### PASSAGE
CRISPR-mediated genome editing for HBV Cure: the promise and challenge

Current antiviral therapy fails to cure chronic hepatitis B. Persistence of HBV cccDNA under antiviral therapy forms the major barrier to eradication of HBV infection. CRISPR-mediated genome editing has emerged as a promising therapeutic approach to specifically disrupt persistent cccDNA, holding promise for HBV cure. Previous studies including ours have shown that the CRISPR-Cas system could specifically cleave HBV genome. However, CRISPR-mediated cleavage of HBV cccDNA inevitably causes collateral damage of integrated HBV DNA, resulting in host DNA double-strand break (DSB) and genome instability. Newly developed CRISPR-derived base editors (BEs), which fuse a catalytically disabled nuclease with a nucleobase deaminase enzyme, can introduce irreversible point mutations of target DNAs without DSBs. We thus utilized CRISPR-derived BEs to introduce premature stop codons to both HBV integrated DNA and cccDNA, demonstrating its ability in permanent inactivation of HBV genome without damaging host DNA. Although promising, CRISRP-mediated base editing still faces some challenges before its clinical application, including the base-editing efficacy, the off-target effect, and in vivo delivery efficiency. Several strategies have been adopted to optimize the efficiency and specificity of CRISPR-BEs and to improve in vivo delivery efficacy through novel viral and non-viral delivery approaches. Particularly, the non-viral delivery of Cas mRNA and ribonucleoprotein by lipid nanoparticles (LNPs) exhibits attractive potential for liver-targeted delivery in clinical. To summarize, the optimized CRISPR-mediated BEs combined with LNPs may be a promising therapeutic strategy for HBV cure.

### AVAILABLE DATA
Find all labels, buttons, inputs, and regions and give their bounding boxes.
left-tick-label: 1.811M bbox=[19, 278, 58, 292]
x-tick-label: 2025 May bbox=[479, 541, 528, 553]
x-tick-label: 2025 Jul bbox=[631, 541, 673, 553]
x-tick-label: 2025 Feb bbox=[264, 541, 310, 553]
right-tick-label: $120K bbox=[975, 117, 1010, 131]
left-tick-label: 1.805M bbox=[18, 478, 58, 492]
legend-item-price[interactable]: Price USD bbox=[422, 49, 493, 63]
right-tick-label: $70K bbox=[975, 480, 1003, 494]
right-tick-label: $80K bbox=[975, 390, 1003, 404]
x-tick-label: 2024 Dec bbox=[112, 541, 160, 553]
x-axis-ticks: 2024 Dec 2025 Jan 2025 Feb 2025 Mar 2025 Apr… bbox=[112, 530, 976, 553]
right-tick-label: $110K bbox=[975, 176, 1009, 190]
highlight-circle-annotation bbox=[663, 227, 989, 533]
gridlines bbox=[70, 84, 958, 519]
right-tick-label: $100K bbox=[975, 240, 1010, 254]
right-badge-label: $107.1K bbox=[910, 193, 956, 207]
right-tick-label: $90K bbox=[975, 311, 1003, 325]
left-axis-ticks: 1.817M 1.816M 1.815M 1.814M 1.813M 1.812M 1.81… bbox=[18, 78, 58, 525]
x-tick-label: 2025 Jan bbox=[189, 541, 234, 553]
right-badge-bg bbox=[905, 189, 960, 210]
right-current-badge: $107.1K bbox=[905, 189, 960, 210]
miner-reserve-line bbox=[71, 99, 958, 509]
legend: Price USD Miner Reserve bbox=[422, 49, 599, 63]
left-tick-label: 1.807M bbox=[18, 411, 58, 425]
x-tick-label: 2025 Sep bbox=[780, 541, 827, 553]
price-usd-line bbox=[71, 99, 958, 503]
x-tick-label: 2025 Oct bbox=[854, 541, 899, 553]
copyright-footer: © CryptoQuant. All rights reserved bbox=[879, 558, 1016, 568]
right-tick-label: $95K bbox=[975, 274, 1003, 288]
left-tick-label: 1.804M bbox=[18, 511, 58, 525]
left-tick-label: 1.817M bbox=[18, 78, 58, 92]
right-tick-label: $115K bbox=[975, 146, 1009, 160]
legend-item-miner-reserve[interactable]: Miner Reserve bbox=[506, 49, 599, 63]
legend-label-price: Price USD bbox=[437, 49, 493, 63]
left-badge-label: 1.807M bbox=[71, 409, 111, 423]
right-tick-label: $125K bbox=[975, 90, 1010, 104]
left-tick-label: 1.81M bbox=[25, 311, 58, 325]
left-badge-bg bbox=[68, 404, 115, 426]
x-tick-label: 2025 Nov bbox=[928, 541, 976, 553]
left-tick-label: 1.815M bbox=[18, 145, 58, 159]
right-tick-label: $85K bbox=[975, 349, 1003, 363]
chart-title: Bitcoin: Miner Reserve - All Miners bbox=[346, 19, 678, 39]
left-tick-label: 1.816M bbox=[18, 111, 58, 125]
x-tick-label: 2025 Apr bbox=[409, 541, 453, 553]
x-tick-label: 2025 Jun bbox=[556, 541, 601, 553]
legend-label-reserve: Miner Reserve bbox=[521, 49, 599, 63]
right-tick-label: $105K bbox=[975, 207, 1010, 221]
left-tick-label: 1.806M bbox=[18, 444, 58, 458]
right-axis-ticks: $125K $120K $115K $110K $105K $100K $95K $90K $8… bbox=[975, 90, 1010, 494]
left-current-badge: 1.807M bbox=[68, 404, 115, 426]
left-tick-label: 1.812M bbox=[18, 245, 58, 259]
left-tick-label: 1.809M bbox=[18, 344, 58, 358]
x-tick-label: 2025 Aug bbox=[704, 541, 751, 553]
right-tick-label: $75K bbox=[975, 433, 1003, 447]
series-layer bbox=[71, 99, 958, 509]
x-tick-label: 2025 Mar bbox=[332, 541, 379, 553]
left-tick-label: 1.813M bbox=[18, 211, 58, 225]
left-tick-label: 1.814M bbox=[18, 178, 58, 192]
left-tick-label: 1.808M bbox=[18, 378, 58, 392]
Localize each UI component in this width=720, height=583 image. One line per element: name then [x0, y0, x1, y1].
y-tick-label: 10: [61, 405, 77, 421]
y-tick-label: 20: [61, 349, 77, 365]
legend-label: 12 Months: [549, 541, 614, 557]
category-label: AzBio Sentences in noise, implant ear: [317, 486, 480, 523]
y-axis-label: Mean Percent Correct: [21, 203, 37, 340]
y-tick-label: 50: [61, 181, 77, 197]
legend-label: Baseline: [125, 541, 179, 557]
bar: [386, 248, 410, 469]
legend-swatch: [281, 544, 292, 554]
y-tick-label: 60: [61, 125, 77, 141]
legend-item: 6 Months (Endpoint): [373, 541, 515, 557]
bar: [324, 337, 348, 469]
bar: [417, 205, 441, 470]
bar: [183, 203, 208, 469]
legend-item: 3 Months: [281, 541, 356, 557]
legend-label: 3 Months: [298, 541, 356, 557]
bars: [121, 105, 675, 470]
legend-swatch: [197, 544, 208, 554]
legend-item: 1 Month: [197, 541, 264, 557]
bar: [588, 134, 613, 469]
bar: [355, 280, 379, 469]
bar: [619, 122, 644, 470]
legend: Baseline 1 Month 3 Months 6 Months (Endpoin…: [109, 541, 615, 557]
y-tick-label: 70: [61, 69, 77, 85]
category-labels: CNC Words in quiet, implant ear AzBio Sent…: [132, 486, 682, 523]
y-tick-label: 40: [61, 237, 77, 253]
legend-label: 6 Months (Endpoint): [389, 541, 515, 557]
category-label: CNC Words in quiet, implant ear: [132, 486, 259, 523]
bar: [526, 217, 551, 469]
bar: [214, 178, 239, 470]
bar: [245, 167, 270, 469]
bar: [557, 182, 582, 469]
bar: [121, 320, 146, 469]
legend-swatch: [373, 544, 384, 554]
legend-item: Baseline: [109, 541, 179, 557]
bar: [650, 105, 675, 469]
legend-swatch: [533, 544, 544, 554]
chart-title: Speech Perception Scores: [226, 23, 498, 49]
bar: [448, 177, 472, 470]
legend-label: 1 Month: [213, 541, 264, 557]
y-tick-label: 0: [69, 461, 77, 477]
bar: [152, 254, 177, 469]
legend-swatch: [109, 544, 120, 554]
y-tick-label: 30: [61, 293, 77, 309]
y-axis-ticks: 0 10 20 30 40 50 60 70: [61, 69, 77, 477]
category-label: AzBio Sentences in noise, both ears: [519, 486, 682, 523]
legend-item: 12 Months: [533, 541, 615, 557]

### EXERCISE BRIEF
Duplicate the whole passage on CRISPR genome editing for curing hepatitis B, keeping every word the same. You can leave the entries aside; they aren't needed.

### EXERCISE OUTPUT
CRISPR-mediated genome editing for HBV Cure: the promise and challenge

Current antiviral therapy fails to cure chronic hepatitis B. Persistence of HBV cccDNA under antiviral therapy forms the major barrier to eradication of HBV infection. CRISPR-mediated genome editing has emerged as a promising therapeutic approach to specifically disrupt persistent cccDNA, holding promise for HBV cure. Previous studies including ours have shown that the CRISPR-Cas system could specifically cleave HBV genome. However, CRISPR-mediated cleavage of HBV cccDNA inevitably causes collateral damage of integrated HBV DNA, resulting in host DNA double-strand break (DSB) and genome instability. Newly developed CRISPR-derived base editors (BEs), which fuse a catalytically disabled nuclease with a nucleobase deaminase enzyme, can introduce irreversible point mutations of target DNAs without DSBs. We thus utilized CRISPR-derived BEs to introduce premature stop codons to both HBV integrated DNA and cccDNA, demonstrating its ability in permanent inactivation of HBV genome without damaging host DNA. Although promising, CRISRP-mediated base editing still faces some challenges before its clinical application, including the base-editing efficacy, the off-target effect, and in vivo delivery efficiency. Several strategies have been adopted to optimize the efficiency and specificity of CRISPR-BEs and to improve in vivo delivery efficacy through novel viral and non-viral delivery approaches. Particularly, the non-viral delivery of Cas mRNA and ribonucleoprotein by lipid nanoparticles (LNPs) exhibits attractive potential for liver-targeted delivery in clinical. To summarize, the optimized CRISPR-mediated BEs combined with LNPs may be a promising therapeutic strategy for HBV cure.